◆ Material for the task ◆
▽

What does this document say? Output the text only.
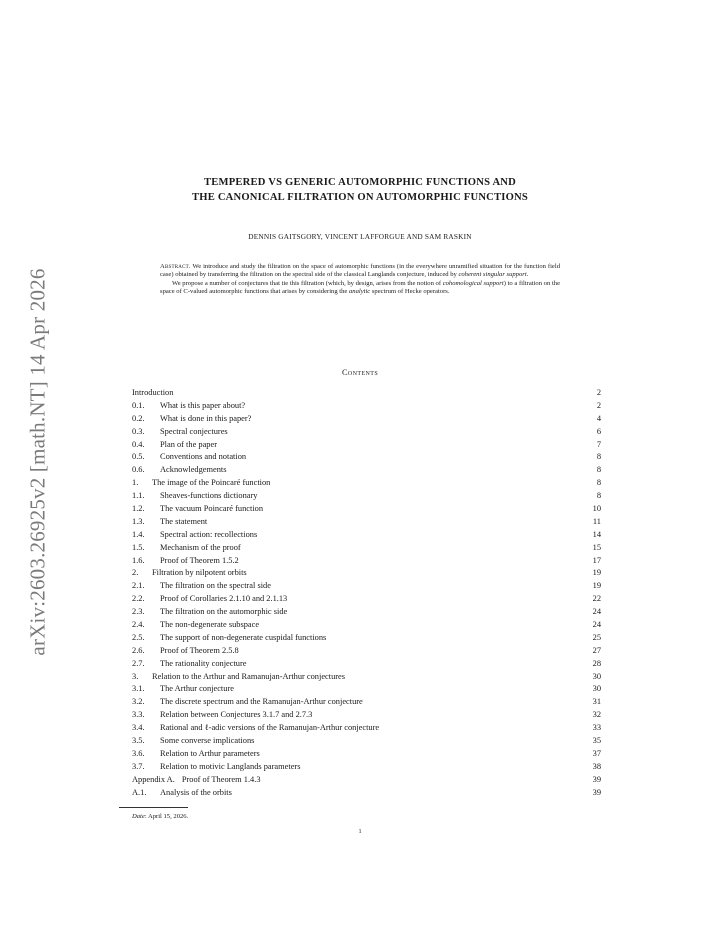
arXiv:2603.26925v2 [math.NT] 14 Apr 2026
TEMPERED VS GENERIC AUTOMORPHIC FUNCTIONS AND
THE CANONICAL FILTRATION ON AUTOMORPHIC FUNCTIONS
DENNIS GAITSGORY, VINCENT LAFFORGUE AND SAM RASKIN

Abstract. We introduce and study the filtration on the space of automorphic functions (in the everywhere unramified situation for the function field case) obtained by transferring the filtration on the spectral side of the classical Langlands conjecture, induced by coherent singular support.

We propose a number of conjectures that tie this filtration (which, by design, arises from the notion of cohomological support) to a filtration on the space of C-valued automorphic functions that arises by considering the analytic spectrum of Hecke operators.

Contents
Introduction	2
0.1. What is this paper about?	2
0.2. What is done in this paper?	4
0.3. Spectral conjectures	6
0.4. Plan of the paper	7
0.5. Conventions and notation	8
0.6. Acknowledgements	8
1. The image of the Poincaré function	8
1.1. Sheaves-functions dictionary	8
1.2. The vacuum Poincaré function	10
1.3. The statement	11
1.4. Spectral action: recollections	14
1.5. Mechanism of the proof	15
1.6. Proof of Theorem 1.5.2	17
2. Filtration by nilpotent orbits	19
2.1. The filtration on the spectral side	19
2.2. Proof of Corollaries 2.1.10 and 2.1.13	22
2.3. The filtration on the automorphic side	24
2.4. The non-degenerate subspace	24
2.5. The support of non-degenerate cuspidal functions	25
2.6. Proof of Theorem 2.5.8	27
2.7. The rationality conjecture	28
3. Relation to the Arthur and Ramanujan-Arthur conjectures	30
3.1. The Arthur conjecture	30
3.2. The discrete spectrum and the Ramanujan-Arthur conjecture	31
3.3. Relation between Conjectures 3.1.7 and 2.7.3	32
3.4. Rational and ℓ-adic versions of the Ramanujan-Arthur conjecture	33
3.5. Some converse implications	35
3.6. Relation to Arthur parameters	37
3.7. Relation to motivic Langlands parameters	38
Appendix A. Proof of Theorem 1.4.3	39
A.1. Analysis of the orbits	39
Date: April 15, 2026.
1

△

◆ Aim ◆
Output an exact copy of the material, with the pictures removed.

◆ Worked solution ◆
What does this document say? Output the text only.
arXiv:2603.26925v2 [math.NT] 14 Apr 2026
TEMPERED VS GENERIC AUTOMORPHIC FUNCTIONS AND
THE CANONICAL FILTRATION ON AUTOMORPHIC FUNCTIONS
DENNIS GAITSGORY, VINCENT LAFFORGUE AND SAM RASKIN

Abstract. We introduce and study the filtration on the space of automorphic functions (in the everywhere unramified situation for the function field case) obtained by transferring the filtration on the spectral side of the classical Langlands conjecture, induced by coherent singular support.

We propose a number of conjectures that tie this filtration (which, by design, arises from the notion of cohomological support) to a filtration on the space of C-valued automorphic functions that arises by considering the analytic spectrum of Hecke operators.

Contents
Introduction	2
0.1. What is this paper about?	2
0.2. What is done in this paper?	4
0.3. Spectral conjectures	6
0.4. Plan of the paper	7
0.5. Conventions and notation	8
0.6. Acknowledgements	8
1. The image of the Poincaré function	8
1.1. Sheaves-functions dictionary	8
1.2. The vacuum Poincaré function	10
1.3. The statement	11
1.4. Spectral action: recollections	14
1.5. Mechanism of the proof	15
1.6. Proof of Theorem 1.5.2	17
2. Filtration by nilpotent orbits	19
2.1. The filtration on the spectral side	19
2.2. Proof of Corollaries 2.1.10 and 2.1.13	22
2.3. The filtration on the automorphic side	24
2.4. The non-degenerate subspace	24
2.5. The support of non-degenerate cuspidal functions	25
2.6. Proof of Theorem 2.5.8	27
2.7. The rationality conjecture	28
3. Relation to the Arthur and Ramanujan-Arthur conjectures	30
3.1. The Arthur conjecture	30
3.2. The discrete spectrum and the Ramanujan-Arthur conjecture	31
3.3. Relation between Conjectures 3.1.7 and 2.7.3	32
3.4. Rational and ℓ-adic versions of the Ramanujan-Arthur conjecture	33
3.5. Some converse implications	35
3.6. Relation to Arthur parameters	37
3.7. Relation to motivic Langlands parameters	38
Appendix A. Proof of Theorem 1.4.3	39
A.1. Analysis of the orbits	39
Date: April 15, 2026.
1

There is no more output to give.